--- START Dataset records ---
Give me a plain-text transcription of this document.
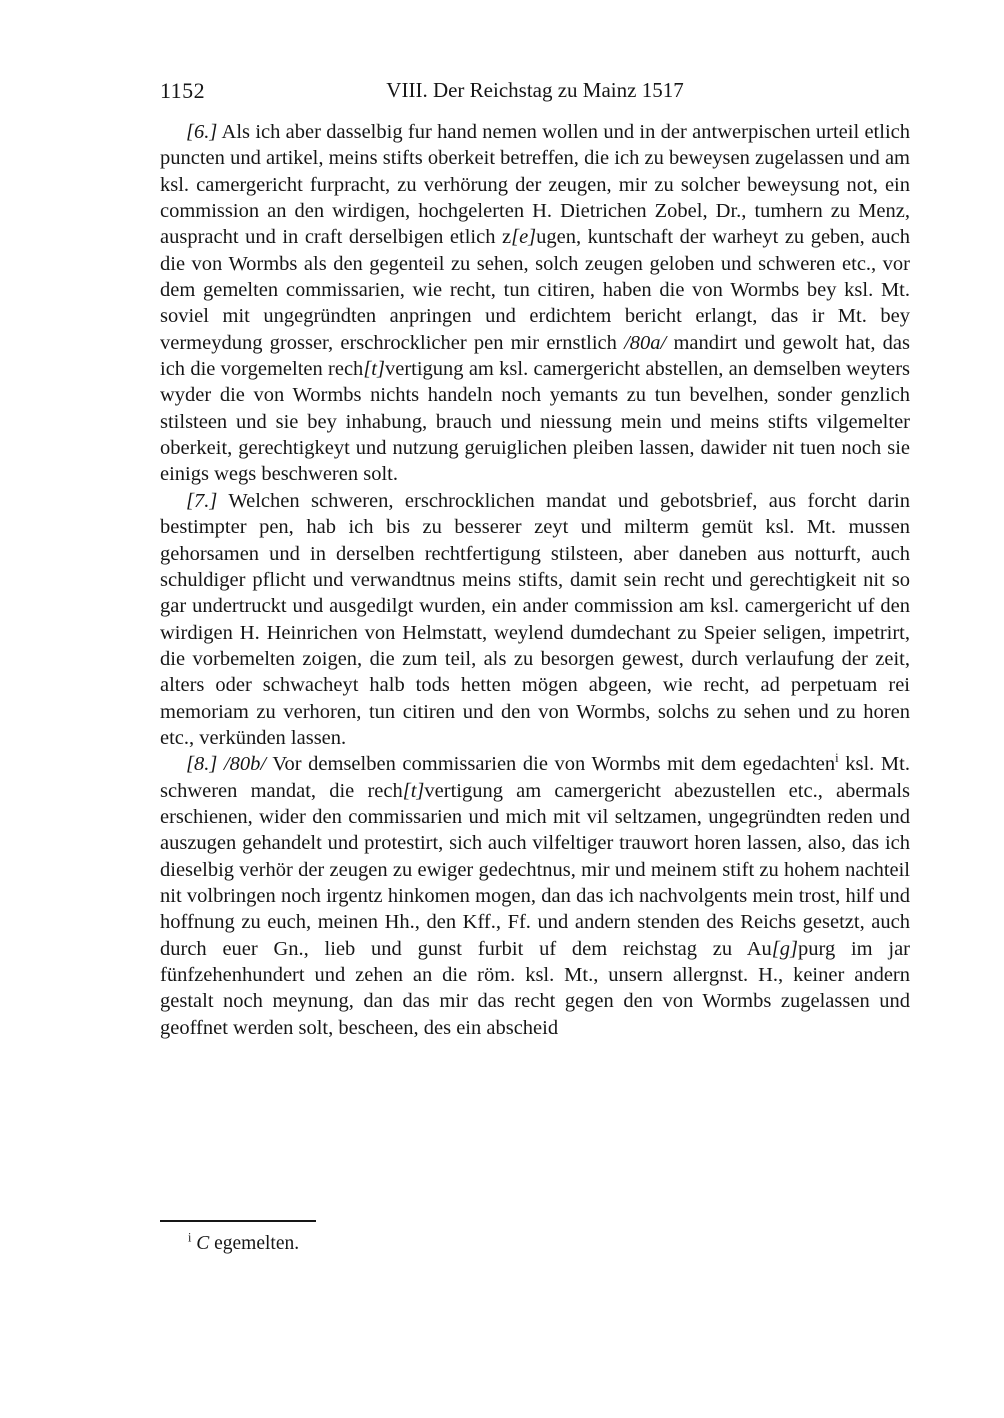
1152	VIII. Der Reichstag zu Mainz 1517

[6.] Als ich aber dasselbig fur hand nemen wollen und in der antwerpischen urteil etlich puncten und artikel, meins stifts oberkeit betreffen, die ich zu beweysen zugelassen und am ksl. camergericht furpracht, zu verhörung der zeugen, mir zu solcher beweysung not, ein commission an den wirdigen, hochgelerten H. Dietrichen Zobel, Dr., tumhern zu Menz, auspracht und in craft derselbigen etlich z[e]ugen, kuntschaft der warheyt zu geben, auch die von Wormbs als den gegenteil zu sehen, solch zeugen geloben und schweren etc., vor dem gemelten commissarien, wie recht, tun citiren, haben die von Wormbs bey ksl. Mt. soviel mit ungegründten anpringen und erdichtem bericht erlangt, das ir Mt. bey vermeydung grosser, erschrocklicher pen mir ernstlich /80a/ mandirt und gewolt hat, das ich die vorgemelten rech[t]vertigung am ksl. camergericht abstellen, an demselben weyters wyder die von Wormbs nichts handeln noch yemants zu tun bevelhen, sonder genzlich stilsteen und sie bey inhabung, brauch und niessung mein und meins stifts vilgemelter oberkeit, gerechtigkeyt und nutzung geruiglichen pleiben lassen, dawider nit tuen noch sie einigs wegs beschweren solt.

[7.] Welchen schweren, erschrocklichen mandat und gebotsbrief, aus forcht darin bestimpter pen, hab ich bis zu besserer zeyt und milterm gemüt ksl. Mt. mussen gehorsamen und in derselben rechtfertigung stilsteen, aber daneben aus notturft, auch schuldiger pflicht und verwandtnus meins stifts, damit sein recht und gerechtigkeit nit so gar undertruckt und ausgedilgt wurden, ein ander commission am ksl. camergericht uf den wirdigen H. Heinrichen von Helmstatt, weylend dumdechant zu Speier seligen, impetrirt, die vorbemelten zoigen, die zum teil, als zu besorgen gewest, durch verlaufung der zeit, alters oder schwacheyt halb tods hetten mögen abgeen, wie recht, ad perpetuam rei memoriam zu verhoren, tun citiren und den von Wormbs, solchs zu sehen und zu horen etc., verkünden lassen.

[8.] /80b/ Vor demselben commissarien die von Wormbs mit dem egedachten$^i$ ksl. Mt. schweren mandat, die rech[t]vertigung am camergericht abezustellen etc., abermals erschienen, wider den commissarien und mich mit vil seltzamen, ungegründten reden und auszugen gehandelt und protestirt, sich auch vilfeltiger trauwort horen lassen, also, das ich dieselbig verhör der zeugen zu ewiger gedechtnus, mir und meinem stift zu hohem nachteil nit volbringen noch irgentz hinkomen mogen, dan das ich nachvolgents mein trost, hilf und hoffnung zu euch, meinen Hh., den Kff., Ff. und andern stenden des Reichs gesetzt, auch durch euer Gn., lieb und gunst furbit uf dem reichstag zu Au[g]purg im jar fünfzehenhundert und zehen an die röm. ksl. Mt., unsern allergnst. H., keiner andern gestalt noch meynung, dan das mir das recht gegen den von Wormbs zugelassen und geoffnet werden solt, bescheen, des ein abscheid

$^i$ C egemelten.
--- END Dataset records ---
Set down the lines of the records above exactly, apart from the pictures.

Answer for this exercise:
Give me a plain-text transcription of this document.
1152	VIII. Der Reichstag zu Mainz 1517

[6.] Als ich aber dasselbig fur hand nemen wollen und in der antwerpischen urteil etlich puncten und artikel, meins stifts oberkeit betreffen, die ich zu beweysen zugelassen und am ksl. camergericht furpracht, zu verhörung der zeugen, mir zu solcher beweysung not, ein commission an den wirdigen, hochgelerten H. Dietrichen Zobel, Dr., tumhern zu Menz, auspracht und in craft derselbigen etlich z[e]ugen, kuntschaft der warheyt zu geben, auch die von Wormbs als den gegenteil zu sehen, solch zeugen geloben und schweren etc., vor dem gemelten commissarien, wie recht, tun citiren, haben die von Wormbs bey ksl. Mt. soviel mit ungegründten anpringen und erdichtem bericht erlangt, das ir Mt. bey vermeydung grosser, erschrocklicher pen mir ernstlich /80a/ mandirt und gewolt hat, das ich die vorgemelten rech[t]vertigung am ksl. camergericht abstellen, an demselben weyters wyder die von Wormbs nichts handeln noch yemants zu tun bevelhen, sonder genzlich stilsteen und sie bey inhabung, brauch und niessung mein und meins stifts vilgemelter oberkeit, gerechtigkeyt und nutzung geruiglichen pleiben lassen, dawider nit tuen noch sie einigs wegs beschweren solt.

[7.] Welchen schweren, erschrocklichen mandat und gebotsbrief, aus forcht darin bestimpter pen, hab ich bis zu besserer zeyt und milterm gemüt ksl. Mt. mussen gehorsamen und in derselben rechtfertigung stilsteen, aber daneben aus notturft, auch schuldiger pflicht und verwandtnus meins stifts, damit sein recht und gerechtigkeit nit so gar undertruckt und ausgedilgt wurden, ein ander commission am ksl. camergericht uf den wirdigen H. Heinrichen von Helmstatt, weylend dumdechant zu Speier seligen, impetrirt, die vorbemelten zoigen, die zum teil, als zu besorgen gewest, durch verlaufung der zeit, alters oder schwacheyt halb tods hetten mögen abgeen, wie recht, ad perpetuam rei memoriam zu verhoren, tun citiren und den von Wormbs, solchs zu sehen und zu horen etc., verkünden lassen.

[8.] /80b/ Vor demselben commissarien die von Wormbs mit dem egedachten$^i$ ksl. Mt. schweren mandat, die rech[t]vertigung am camergericht abezustellen etc., abermals erschienen, wider den commissarien und mich mit vil seltzamen, ungegründten reden und auszugen gehandelt und protestirt, sich auch vilfeltiger trauwort horen lassen, also, das ich dieselbig verhör der zeugen zu ewiger gedechtnus, mir und meinem stift zu hohem nachteil nit volbringen noch irgentz hinkomen mogen, dan das ich nachvolgents mein trost, hilf und hoffnung zu euch, meinen Hh., den Kff., Ff. und andern stenden des Reichs gesetzt, auch durch euer Gn., lieb und gunst furbit uf dem reichstag zu Au[g]purg im jar fünfzehenhundert und zehen an die röm. ksl. Mt., unsern allergnst. H., keiner andern gestalt noch meynung, dan das mir das recht gegen den von Wormbs zugelassen und geoffnet werden solt, bescheen, des ein abscheid

$^i$ C egemelten.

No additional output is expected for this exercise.